• DATASET RECORDS:
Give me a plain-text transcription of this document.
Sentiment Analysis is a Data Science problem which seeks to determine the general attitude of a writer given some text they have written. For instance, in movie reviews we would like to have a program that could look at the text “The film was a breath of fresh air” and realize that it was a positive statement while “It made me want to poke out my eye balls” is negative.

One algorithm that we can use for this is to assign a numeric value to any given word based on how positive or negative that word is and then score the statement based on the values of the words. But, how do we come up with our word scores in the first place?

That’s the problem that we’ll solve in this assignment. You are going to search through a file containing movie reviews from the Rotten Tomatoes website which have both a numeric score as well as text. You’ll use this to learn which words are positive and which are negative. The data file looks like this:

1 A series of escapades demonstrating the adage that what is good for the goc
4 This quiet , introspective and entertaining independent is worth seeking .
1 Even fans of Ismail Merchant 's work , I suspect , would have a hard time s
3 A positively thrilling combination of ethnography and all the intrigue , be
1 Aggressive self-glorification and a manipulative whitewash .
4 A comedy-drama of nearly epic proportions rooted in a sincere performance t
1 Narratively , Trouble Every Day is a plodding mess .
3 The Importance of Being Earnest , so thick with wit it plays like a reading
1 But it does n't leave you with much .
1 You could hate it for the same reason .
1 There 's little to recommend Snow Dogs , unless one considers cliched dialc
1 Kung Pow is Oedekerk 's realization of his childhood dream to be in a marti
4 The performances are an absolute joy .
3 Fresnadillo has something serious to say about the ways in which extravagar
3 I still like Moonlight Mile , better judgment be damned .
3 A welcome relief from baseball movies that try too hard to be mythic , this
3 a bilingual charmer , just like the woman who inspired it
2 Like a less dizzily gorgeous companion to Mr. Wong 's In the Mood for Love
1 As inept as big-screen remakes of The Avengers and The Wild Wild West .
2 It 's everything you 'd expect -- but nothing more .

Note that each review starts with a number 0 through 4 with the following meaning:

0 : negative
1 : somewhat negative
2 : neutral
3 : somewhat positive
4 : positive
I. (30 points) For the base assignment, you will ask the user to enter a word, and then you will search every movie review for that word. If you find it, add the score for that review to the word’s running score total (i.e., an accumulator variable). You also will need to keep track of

• PROBLEM TO WORK ON:
Working from the material above, retype it in its entirety without change.

• ANSWER BELOW:
Give me a plain-text transcription of this document.
Sentiment Analysis is a Data Science problem which seeks to determine the general attitude of a writer given some text they have written. For instance, in movie reviews we would like to have a program that could look at the text “The film was a breath of fresh air” and realize that it was a positive statement while “It made me want to poke out my eye balls” is negative.

One algorithm that we can use for this is to assign a numeric value to any given word based on how positive or negative that word is and then score the statement based on the values of the words. But, how do we come up with our word scores in the first place?

That’s the problem that we’ll solve in this assignment. You are going to search through a file containing movie reviews from the Rotten Tomatoes website which have both a numeric score as well as text. You’ll use this to learn which words are positive and which are negative. The data file looks like this:

1 A series of escapades demonstrating the adage that what is good for the goc
4 This quiet , introspective and entertaining independent is worth seeking .
1 Even fans of Ismail Merchant 's work , I suspect , would have a hard time s
3 A positively thrilling combination of ethnography and all the intrigue , be
1 Aggressive self-glorification and a manipulative whitewash .
4 A comedy-drama of nearly epic proportions rooted in a sincere performance t
1 Narratively , Trouble Every Day is a plodding mess .
3 The Importance of Being Earnest , so thick with wit it plays like a reading
1 But it does n't leave you with much .
1 You could hate it for the same reason .
1 There 's little to recommend Snow Dogs , unless one considers cliched dialc
1 Kung Pow is Oedekerk 's realization of his childhood dream to be in a marti
4 The performances are an absolute joy .
3 Fresnadillo has something serious to say about the ways in which extravagar
3 I still like Moonlight Mile , better judgment be damned .
3 A welcome relief from baseball movies that try too hard to be mythic , this
3 a bilingual charmer , just like the woman who inspired it
2 Like a less dizzily gorgeous companion to Mr. Wong 's In the Mood for Love
1 As inept as big-screen remakes of The Avengers and The Wild Wild West .
2 It 's everything you 'd expect -- but nothing more .

Note that each review starts with a number 0 through 4 with the following meaning:

0 : negative
1 : somewhat negative
2 : neutral
3 : somewhat positive
4 : positive
I. (30 points) For the base assignment, you will ask the user to enter a word, and then you will search every movie review for that word. If you find it, add the score for that review to the word’s running score total (i.e., an accumulator variable). You also will need to keep track of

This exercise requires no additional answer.